[Required task] Take the listing and print it in full, exactly as given.

[BEGIN Provided records]

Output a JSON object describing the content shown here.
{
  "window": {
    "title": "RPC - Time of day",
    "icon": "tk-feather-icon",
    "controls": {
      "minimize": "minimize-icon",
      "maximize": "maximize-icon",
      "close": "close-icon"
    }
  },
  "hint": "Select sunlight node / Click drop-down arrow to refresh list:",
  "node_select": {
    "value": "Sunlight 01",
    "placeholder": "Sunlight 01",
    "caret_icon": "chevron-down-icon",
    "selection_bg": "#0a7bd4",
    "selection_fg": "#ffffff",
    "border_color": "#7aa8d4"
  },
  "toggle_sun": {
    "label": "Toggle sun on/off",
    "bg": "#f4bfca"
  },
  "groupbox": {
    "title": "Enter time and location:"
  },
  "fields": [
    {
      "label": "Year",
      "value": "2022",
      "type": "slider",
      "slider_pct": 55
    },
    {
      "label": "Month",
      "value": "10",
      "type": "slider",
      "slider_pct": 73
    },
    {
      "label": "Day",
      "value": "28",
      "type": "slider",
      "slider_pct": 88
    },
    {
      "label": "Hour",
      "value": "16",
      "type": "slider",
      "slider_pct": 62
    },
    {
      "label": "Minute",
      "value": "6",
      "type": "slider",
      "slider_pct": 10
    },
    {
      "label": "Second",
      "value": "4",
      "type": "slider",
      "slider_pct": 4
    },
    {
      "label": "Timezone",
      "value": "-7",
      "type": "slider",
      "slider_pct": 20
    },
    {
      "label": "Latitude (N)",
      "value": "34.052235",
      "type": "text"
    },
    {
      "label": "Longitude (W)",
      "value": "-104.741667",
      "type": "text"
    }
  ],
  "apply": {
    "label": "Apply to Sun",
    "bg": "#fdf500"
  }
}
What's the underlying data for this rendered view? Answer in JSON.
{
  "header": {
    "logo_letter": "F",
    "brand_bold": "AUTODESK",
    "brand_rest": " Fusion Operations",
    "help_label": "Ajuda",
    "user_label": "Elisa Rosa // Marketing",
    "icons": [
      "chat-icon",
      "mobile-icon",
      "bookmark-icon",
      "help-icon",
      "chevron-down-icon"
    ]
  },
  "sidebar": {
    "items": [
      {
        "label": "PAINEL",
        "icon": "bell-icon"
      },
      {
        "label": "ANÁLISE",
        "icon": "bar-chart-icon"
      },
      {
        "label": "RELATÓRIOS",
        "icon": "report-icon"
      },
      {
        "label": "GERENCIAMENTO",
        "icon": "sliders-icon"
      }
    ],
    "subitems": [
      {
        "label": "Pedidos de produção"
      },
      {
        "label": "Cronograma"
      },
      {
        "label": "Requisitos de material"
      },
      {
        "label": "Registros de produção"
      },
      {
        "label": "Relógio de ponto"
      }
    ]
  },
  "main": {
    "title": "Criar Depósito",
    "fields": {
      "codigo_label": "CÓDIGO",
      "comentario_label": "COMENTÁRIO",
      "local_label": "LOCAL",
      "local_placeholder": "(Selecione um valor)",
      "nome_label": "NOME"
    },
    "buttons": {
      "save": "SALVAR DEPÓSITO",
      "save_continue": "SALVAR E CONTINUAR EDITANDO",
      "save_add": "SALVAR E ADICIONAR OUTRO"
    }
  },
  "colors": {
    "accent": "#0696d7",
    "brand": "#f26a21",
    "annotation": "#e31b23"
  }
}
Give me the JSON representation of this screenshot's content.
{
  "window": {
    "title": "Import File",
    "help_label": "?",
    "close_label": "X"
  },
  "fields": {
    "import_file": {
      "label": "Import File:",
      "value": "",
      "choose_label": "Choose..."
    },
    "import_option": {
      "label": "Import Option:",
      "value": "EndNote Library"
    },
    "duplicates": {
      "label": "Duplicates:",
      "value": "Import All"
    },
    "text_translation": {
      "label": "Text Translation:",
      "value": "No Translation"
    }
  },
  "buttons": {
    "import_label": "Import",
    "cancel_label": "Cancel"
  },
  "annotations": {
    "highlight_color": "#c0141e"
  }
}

[END Provided records]

[Response for this exercise]
Output a JSON object describing the content shown here.
{
  "window": {
    "title": "RPC - Time of day",
    "icon": "tk-feather-icon",
    "controls": {
      "minimize": "minimize-icon",
      "maximize": "maximize-icon",
      "close": "close-icon"
    }
  },
  "hint": "Select sunlight node / Click drop-down arrow to refresh list:",
  "node_select": {
    "value": "Sunlight 01",
    "placeholder": "Sunlight 01",
    "caret_icon": "chevron-down-icon",
    "selection_bg": "#0a7bd4",
    "selection_fg": "#ffffff",
    "border_color": "#7aa8d4"
  },
  "toggle_sun": {
    "label": "Toggle sun on/off",
    "bg": "#f4bfca"
  },
  "groupbox": {
    "title": "Enter time and location:"
  },
  "fields": [
    {
      "label": "Year",
      "value": "2022",
      "type": "slider",
      "slider_pct": 55
    },
    {
      "label": "Month",
      "value": "10",
      "type": "slider",
      "slider_pct": 73
    },
    {
      "label": "Day",
      "value": "28",
      "type": "slider",
      "slider_pct": 88
    },
    {
      "label": "Hour",
      "value": "16",
      "type": "slider",
      "slider_pct": 62
    },
    {
      "label": "Minute",
      "value": "6",
      "type": "slider",
      "slider_pct": 10
    },
    {
      "label": "Second",
      "value": "4",
      "type": "slider",
      "slider_pct": 4
    },
    {
      "label": "Timezone",
      "value": "-7",
      "type": "slider",
      "slider_pct": 20
    },
    {
      "label": "Latitude (N)",
      "value": "34.052235",
      "type": "text"
    },
    {
      "label": "Longitude (W)",
      "value": "-104.741667",
      "type": "text"
    }
  ],
  "apply": {
    "label": "Apply to Sun",
    "bg": "#fdf500"
  }
}
What's the underlying data for this rendered view? Answer in JSON.
{
  "header": {
    "logo_letter": "F",
    "brand_bold": "AUTODESK",
    "brand_rest": " Fusion Operations",
    "help_label": "Ajuda",
    "user_label": "Elisa Rosa // Marketing",
    "icons": [
      "chat-icon",
      "mobile-icon",
      "bookmark-icon",
      "help-icon",
      "chevron-down-icon"
    ]
  },
  "sidebar": {
    "items": [
      {
        "label": "PAINEL",
        "icon": "bell-icon"
      },
      {
        "label": "ANÁLISE",
        "icon": "bar-chart-icon"
      },
      {
        "label": "RELATÓRIOS",
        "icon": "report-icon"
      },
      {
        "label": "GERENCIAMENTO",
        "icon": "sliders-icon"
      }
    ],
    "subitems": [
      {
        "label": "Pedidos de produção"
      },
      {
        "label": "Cronograma"
      },
      {
        "label": "Requisitos de material"
      },
      {
        "label": "Registros de produção"
      },
      {
        "label": "Relógio de ponto"
      }
    ]
  },
  "main": {
    "title": "Criar Depósito",
    "fields": {
      "codigo_label": "CÓDIGO",
      "comentario_label": "COMENTÁRIO",
      "local_label": "LOCAL",
      "local_placeholder": "(Selecione um valor)",
      "nome_label": "NOME"
    },
    "buttons": {
      "save": "SALVAR DEPÓSITO",
      "save_continue": "SALVAR E CONTINUAR EDITANDO",
      "save_add": "SALVAR E ADICIONAR OUTRO"
    }
  },
  "colors": {
    "accent": "#0696d7",
    "brand": "#f26a21",
    "annotation": "#e31b23"
  }
}
Give me the JSON representation of this screenshot's content.
{
  "window": {
    "title": "Import File",
    "help_label": "?",
    "close_label": "X"
  },
  "fields": {
    "import_file": {
      "label": "Import File:",
      "value": "",
      "choose_label": "Choose..."
    },
    "import_option": {
      "label": "Import Option:",
      "value": "EndNote Library"
    },
    "duplicates": {
      "label": "Duplicates:",
      "value": "Import All"
    },
    "text_translation": {
      "label": "Text Translation:",
      "value": "No Translation"
    }
  },
  "buttons": {
    "import_label": "Import",
    "cancel_label": "Cancel"
  },
  "annotations": {
    "highlight_color": "#c0141e"
  }
}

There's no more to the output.